● PROBLEM REQUIREMENTS: Update the lines below by changing every "aviator" to "pilot" and keeping all else the same. Leave the pictures out.

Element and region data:
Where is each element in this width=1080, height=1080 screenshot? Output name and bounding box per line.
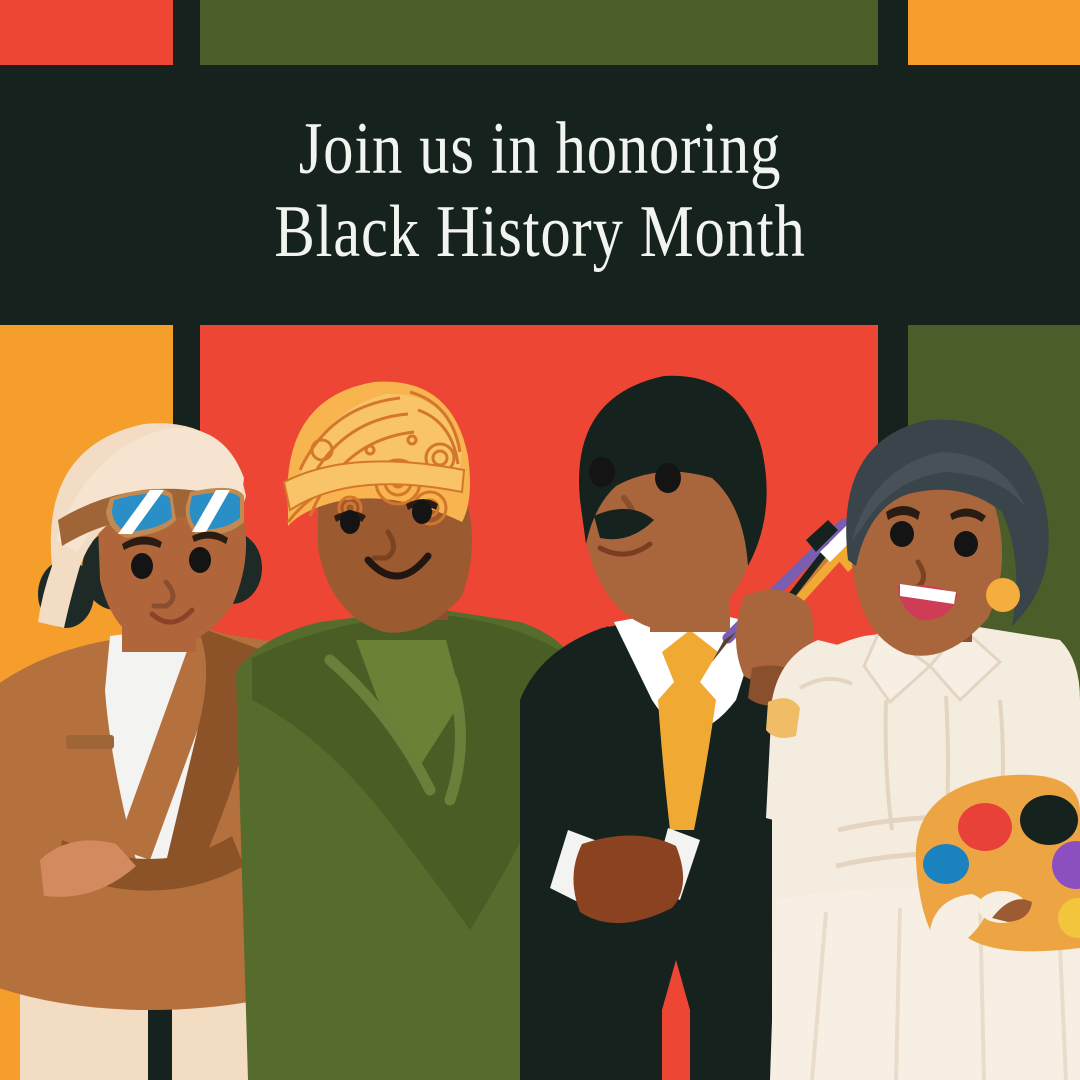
aviator-eye-right: [189, 547, 211, 573]
woman-eye-right: [412, 500, 432, 524]
man-eye-right: [655, 463, 681, 493]
aviator-eye-left: [131, 553, 153, 579]
figure-artist: [766, 420, 1080, 1080]
black-history-month-poster: Join us in honoring Black History Month: [0, 0, 1080, 1080]
palette-paint-red: [958, 803, 1012, 851]
artist-eye-right: [954, 531, 978, 557]
palette-paint-blue: [923, 844, 969, 884]
aviator-pocket-flap: [66, 735, 114, 749]
artist-sleeve-cuff-accent: [766, 698, 800, 738]
artist-earring: [986, 578, 1020, 612]
artist-eye-left: [890, 521, 914, 547]
palette-paint-black: [1020, 795, 1078, 845]
man-clasped-hands: [573, 835, 683, 923]
woman-eye-left: [340, 510, 360, 534]
man-eye-left: [589, 457, 615, 487]
illustration-group: [0, 0, 1080, 1080]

● WRITTEN SOLUTION:
Where is each element in this width=1080, height=1080 screenshot? Output name and bounding box per line.
pilot-eye-right: [189, 547, 211, 573]
woman-eye-right: [412, 500, 432, 524]
man-eye-right: [655, 463, 681, 493]
pilot-eye-left: [131, 553, 153, 579]
figure-artist: [766, 420, 1080, 1080]
black-history-month-poster: Join us in honoring Black History Month: [0, 0, 1080, 1080]
palette-paint-red: [958, 803, 1012, 851]
artist-eye-right: [954, 531, 978, 557]
palette-paint-blue: [923, 844, 969, 884]
pilot-pocket-flap: [66, 735, 114, 749]
artist-sleeve-cuff-accent: [766, 698, 800, 738]
artist-earring: [986, 578, 1020, 612]
artist-eye-left: [890, 521, 914, 547]
palette-paint-black: [1020, 795, 1078, 845]
man-clasped-hands: [573, 835, 683, 923]
woman-eye-left: [340, 510, 360, 534]
man-eye-left: [589, 457, 615, 487]
illustration-group: [0, 0, 1080, 1080]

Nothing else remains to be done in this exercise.